§ The request
Write every entry out again exactly, please, and skip the pictures.

--- start Data listing ---

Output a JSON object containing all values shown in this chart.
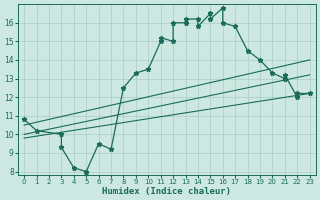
{
  "xlabel": "Humidex (Indice chaleur)",
  "bg_color": "#cce8e0",
  "grid_color": "#aaccc4",
  "line_color": "#1a6b5a",
  "xlim": [
    -0.5,
    23.5
  ],
  "ylim": [
    7.8,
    17.0
  ],
  "xticks": [
    0,
    1,
    2,
    3,
    4,
    5,
    6,
    7,
    8,
    9,
    10,
    11,
    12,
    13,
    14,
    15,
    16,
    17,
    18,
    19,
    20,
    21,
    22,
    23
  ],
  "yticks": [
    8,
    9,
    10,
    11,
    12,
    13,
    14,
    15,
    16
  ],
  "main_line": {
    "x": [
      0,
      1,
      3,
      3,
      4,
      5,
      5,
      6,
      7,
      8,
      9,
      10,
      11,
      11,
      12,
      12,
      13,
      13,
      14,
      14,
      15,
      15,
      16,
      16,
      17,
      18,
      19,
      20,
      21,
      21,
      22,
      22,
      23
    ],
    "y": [
      10.8,
      10.2,
      10.0,
      9.3,
      8.2,
      8.0,
      8.0,
      9.5,
      9.2,
      12.5,
      13.3,
      13.5,
      15.0,
      15.2,
      15.0,
      16.0,
      16.0,
      16.2,
      16.2,
      15.8,
      16.5,
      16.2,
      16.8,
      16.0,
      15.8,
      14.5,
      14.0,
      13.3,
      13.0,
      13.2,
      12.0,
      12.2,
      12.2
    ]
  },
  "straight_lines": [
    {
      "x": [
        0,
        23
      ],
      "y": [
        10.5,
        14.0
      ]
    },
    {
      "x": [
        0,
        23
      ],
      "y": [
        10.0,
        13.2
      ]
    },
    {
      "x": [
        0,
        23
      ],
      "y": [
        9.8,
        12.2
      ]
    }
  ]
}
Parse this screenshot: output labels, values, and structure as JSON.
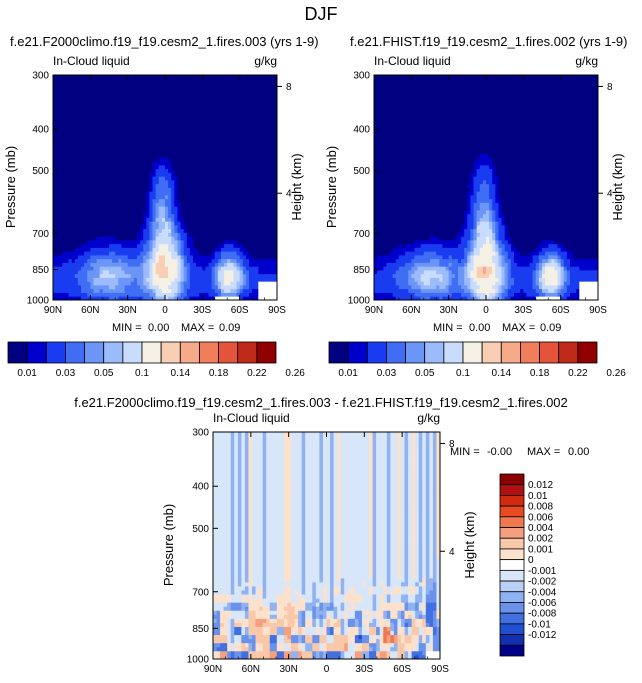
{
  "figure": {
    "title": "DJF"
  },
  "colors": {
    "abs_scale": [
      "#000080",
      "#0000cd",
      "#1a3cf0",
      "#3f6ef5",
      "#6b95f7",
      "#9cbbfa",
      "#c9dcfd",
      "#f5f0e4",
      "#f8cfb4",
      "#f5aa8a",
      "#f07e5a",
      "#e4543a",
      "#c02a18",
      "#900000"
    ],
    "diff_scale": [
      "#8b0000",
      "#b01010",
      "#d02a10",
      "#e84a20",
      "#f07850",
      "#f4a080",
      "#f8c8a8",
      "#fce2cc",
      "#ffffff",
      "#d8e6fa",
      "#b8d0f6",
      "#90b2f0",
      "#6a92ea",
      "#4270e0",
      "#2050d0",
      "#1030b0",
      "#000088"
    ],
    "colors_note": "diff_scale ordered top (positive) to bottom (negative)"
  },
  "chart_data": [
    {
      "type": "heatmap",
      "title": "f.e21.F2000climo.f19_f19.cesm2_1.fires.003 (yrs 1-9)",
      "left_label": "In-Cloud liquid",
      "right_label": "g/kg",
      "xlabel": "",
      "ylabel": "Pressure (mb)",
      "y2label": "Height (km)",
      "x_ticks": [
        "90N",
        "60N",
        "30N",
        "0",
        "30S",
        "60S",
        "90S"
      ],
      "y_ticks": [
        "300",
        "400",
        "500",
        "700",
        "850",
        "1000"
      ],
      "y_range_mb": [
        1000,
        300
      ],
      "y2_ticks": [
        "8",
        "4"
      ],
      "stats": {
        "min_label": "MIN =",
        "min": "0.00",
        "max_label": "MAX =",
        "max": "0.09"
      },
      "colorbar_labels": [
        "0.01",
        "0.03",
        "0.05",
        "0.1",
        "0.14",
        "0.18",
        "0.22",
        "0.26"
      ],
      "colorbar_levels": [
        0.005,
        0.01,
        0.02,
        0.03,
        0.04,
        0.05,
        0.07,
        0.1,
        0.12,
        0.14,
        0.16,
        0.18,
        0.2,
        0.22,
        0.24,
        0.26
      ],
      "peak_value": 0.09,
      "peak_lat": 0,
      "peak_p": 850
    },
    {
      "type": "heatmap",
      "title": "f.e21.FHIST.f19_f19.cesm2_1.fires.002 (yrs 1-9)",
      "left_label": "In-Cloud liquid",
      "right_label": "g/kg",
      "xlabel": "",
      "ylabel": "Pressure (mb)",
      "y2label": "Height (km)",
      "x_ticks": [
        "90N",
        "60N",
        "30N",
        "0",
        "30S",
        "60S",
        "90S"
      ],
      "y_ticks": [
        "300",
        "400",
        "500",
        "700",
        "850",
        "1000"
      ],
      "y_range_mb": [
        1000,
        300
      ],
      "y2_ticks": [
        "8",
        "4"
      ],
      "stats": {
        "min_label": "MIN =",
        "min": "0.00",
        "max_label": "MAX =",
        "max": "0.09"
      },
      "colorbar_labels": [
        "0.01",
        "0.03",
        "0.05",
        "0.1",
        "0.14",
        "0.18",
        "0.22",
        "0.26"
      ],
      "colorbar_levels": [
        0.005,
        0.01,
        0.02,
        0.03,
        0.04,
        0.05,
        0.07,
        0.1,
        0.12,
        0.14,
        0.16,
        0.18,
        0.2,
        0.22,
        0.24,
        0.26
      ],
      "peak_value": 0.09,
      "peak_lat": 0,
      "peak_p": 850
    },
    {
      "type": "heatmap",
      "title": "f.e21.F2000climo.f19_f19.cesm2_1.fires.003 - f.e21.FHIST.f19_f19.cesm2_1.fires.002",
      "left_label": "In-Cloud liquid",
      "right_label": "g/kg",
      "xlabel": "",
      "ylabel": "Pressure (mb)",
      "y2label": "Height (km)",
      "x_ticks": [
        "90N",
        "60N",
        "30N",
        "0",
        "30S",
        "60S",
        "90S"
      ],
      "y_ticks": [
        "300",
        "400",
        "500",
        "700",
        "850",
        "1000"
      ],
      "y_range_mb": [
        1000,
        300
      ],
      "y2_ticks": [
        "8",
        "4"
      ],
      "stats": {
        "min_label": "MIN =",
        "min": "-0.00",
        "max_label": "MAX =",
        "max": "0.00"
      },
      "colorbar_labels": [
        "0.012",
        "0.01",
        "0.008",
        "0.006",
        "0.004",
        "0.002",
        "0.001",
        "0",
        "-0.001",
        "-0.002",
        "-0.004",
        "-0.006",
        "-0.008",
        "-0.01",
        "-0.012"
      ],
      "value_range": [
        -0.012,
        0.012
      ]
    }
  ]
}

--- end Data listing ---

§ Result
Output a JSON object containing all values shown in this chart.
{
  "xlabel": "Humidex (Indice chaleur)",
  "bg_color": "#cce8e0",
  "grid_color": "#aaccc4",
  "line_color": "#1a6b5a",
  "xlim": [
    -0.5,
    23.5
  ],
  "ylim": [
    7.8,
    17.0
  ],
  "xticks": [
    0,
    1,
    2,
    3,
    4,
    5,
    6,
    7,
    8,
    9,
    10,
    11,
    12,
    13,
    14,
    15,
    16,
    17,
    18,
    19,
    20,
    21,
    22,
    23
  ],
  "yticks": [
    8,
    9,
    10,
    11,
    12,
    13,
    14,
    15,
    16
  ],
  "main_line": {
    "x": [
      0,
      1,
      3,
      3,
      4,
      5,
      5,
      6,
      7,
      8,
      9,
      10,
      11,
      11,
      12,
      12,
      13,
      13,
      14,
      14,
      15,
      15,
      16,
      16,
      17,
      18,
      19,
      20,
      21,
      21,
      22,
      22,
      23
    ],
    "y": [
      10.8,
      10.2,
      10.0,
      9.3,
      8.2,
      8.0,
      8.0,
      9.5,
      9.2,
      12.5,
      13.3,
      13.5,
      15.0,
      15.2,
      15.0,
      16.0,
      16.0,
      16.2,
      16.2,
      15.8,
      16.5,
      16.2,
      16.8,
      16.0,
      15.8,
      14.5,
      14.0,
      13.3,
      13.0,
      13.2,
      12.0,
      12.2,
      12.2
    ]
  },
  "straight_lines": [
    {
      "x": [
        0,
        23
      ],
      "y": [
        10.5,
        14.0
      ]
    },
    {
      "x": [
        0,
        23
      ],
      "y": [
        10.0,
        13.2
      ]
    },
    {
      "x": [
        0,
        23
      ],
      "y": [
        9.8,
        12.2
      ]
    }
  ]
}
Parse this screenshot: output labels, values, and structure as JSON.
{
  "figure": {
    "title": "DJF"
  },
  "colors": {
    "abs_scale": [
      "#000080",
      "#0000cd",
      "#1a3cf0",
      "#3f6ef5",
      "#6b95f7",
      "#9cbbfa",
      "#c9dcfd",
      "#f5f0e4",
      "#f8cfb4",
      "#f5aa8a",
      "#f07e5a",
      "#e4543a",
      "#c02a18",
      "#900000"
    ],
    "diff_scale": [
      "#8b0000",
      "#b01010",
      "#d02a10",
      "#e84a20",
      "#f07850",
      "#f4a080",
      "#f8c8a8",
      "#fce2cc",
      "#ffffff",
      "#d8e6fa",
      "#b8d0f6",
      "#90b2f0",
      "#6a92ea",
      "#4270e0",
      "#2050d0",
      "#1030b0",
      "#000088"
    ],
    "colors_note": "diff_scale ordered top (positive) to bottom (negative)"
  },
  "chart_data": [
    {
      "type": "heatmap",
      "title": "f.e21.F2000climo.f19_f19.cesm2_1.fires.003 (yrs 1-9)",
      "left_label": "In-Cloud liquid",
      "right_label": "g/kg",
      "xlabel": "",
      "ylabel": "Pressure (mb)",
      "y2label": "Height (km)",
      "x_ticks": [
        "90N",
        "60N",
        "30N",
        "0",
        "30S",
        "60S",
        "90S"
      ],
      "y_ticks": [
        "300",
        "400",
        "500",
        "700",
        "850",
        "1000"
      ],
      "y_range_mb": [
        1000,
        300
      ],
      "y2_ticks": [
        "8",
        "4"
      ],
      "stats": {
        "min_label": "MIN =",
        "min": "0.00",
        "max_label": "MAX =",
        "max": "0.09"
      },
      "colorbar_labels": [
        "0.01",
        "0.03",
        "0.05",
        "0.1",
        "0.14",
        "0.18",
        "0.22",
        "0.26"
      ],
      "colorbar_levels": [
        0.005,
        0.01,
        0.02,
        0.03,
        0.04,
        0.05,
        0.07,
        0.1,
        0.12,
        0.14,
        0.16,
        0.18,
        0.2,
        0.22,
        0.24,
        0.26
      ],
      "peak_value": 0.09,
      "peak_lat": 0,
      "peak_p": 850
    },
    {
      "type": "heatmap",
      "title": "f.e21.FHIST.f19_f19.cesm2_1.fires.002 (yrs 1-9)",
      "left_label": "In-Cloud liquid",
      "right_label": "g/kg",
      "xlabel": "",
      "ylabel": "Pressure (mb)",
      "y2label": "Height (km)",
      "x_ticks": [
        "90N",
        "60N",
        "30N",
        "0",
        "30S",
        "60S",
        "90S"
      ],
      "y_ticks": [
        "300",
        "400",
        "500",
        "700",
        "850",
        "1000"
      ],
      "y_range_mb": [
        1000,
        300
      ],
      "y2_ticks": [
        "8",
        "4"
      ],
      "stats": {
        "min_label": "MIN =",
        "min": "0.00",
        "max_label": "MAX =",
        "max": "0.09"
      },
      "colorbar_labels": [
        "0.01",
        "0.03",
        "0.05",
        "0.1",
        "0.14",
        "0.18",
        "0.22",
        "0.26"
      ],
      "colorbar_levels": [
        0.005,
        0.01,
        0.02,
        0.03,
        0.04,
        0.05,
        0.07,
        0.1,
        0.12,
        0.14,
        0.16,
        0.18,
        0.2,
        0.22,
        0.24,
        0.26
      ],
      "peak_value": 0.09,
      "peak_lat": 0,
      "peak_p": 850
    },
    {
      "type": "heatmap",
      "title": "f.e21.F2000climo.f19_f19.cesm2_1.fires.003 - f.e21.FHIST.f19_f19.cesm2_1.fires.002",
      "left_label": "In-Cloud liquid",
      "right_label": "g/kg",
      "xlabel": "",
      "ylabel": "Pressure (mb)",
      "y2label": "Height (km)",
      "x_ticks": [
        "90N",
        "60N",
        "30N",
        "0",
        "30S",
        "60S",
        "90S"
      ],
      "y_ticks": [
        "300",
        "400",
        "500",
        "700",
        "850",
        "1000"
      ],
      "y_range_mb": [
        1000,
        300
      ],
      "y2_ticks": [
        "8",
        "4"
      ],
      "stats": {
        "min_label": "MIN =",
        "min": "-0.00",
        "max_label": "MAX =",
        "max": "0.00"
      },
      "colorbar_labels": [
        "0.012",
        "0.01",
        "0.008",
        "0.006",
        "0.004",
        "0.002",
        "0.001",
        "0",
        "-0.001",
        "-0.002",
        "-0.004",
        "-0.006",
        "-0.008",
        "-0.01",
        "-0.012"
      ],
      "value_range": [
        -0.012,
        0.012
      ]
    }
  ]
}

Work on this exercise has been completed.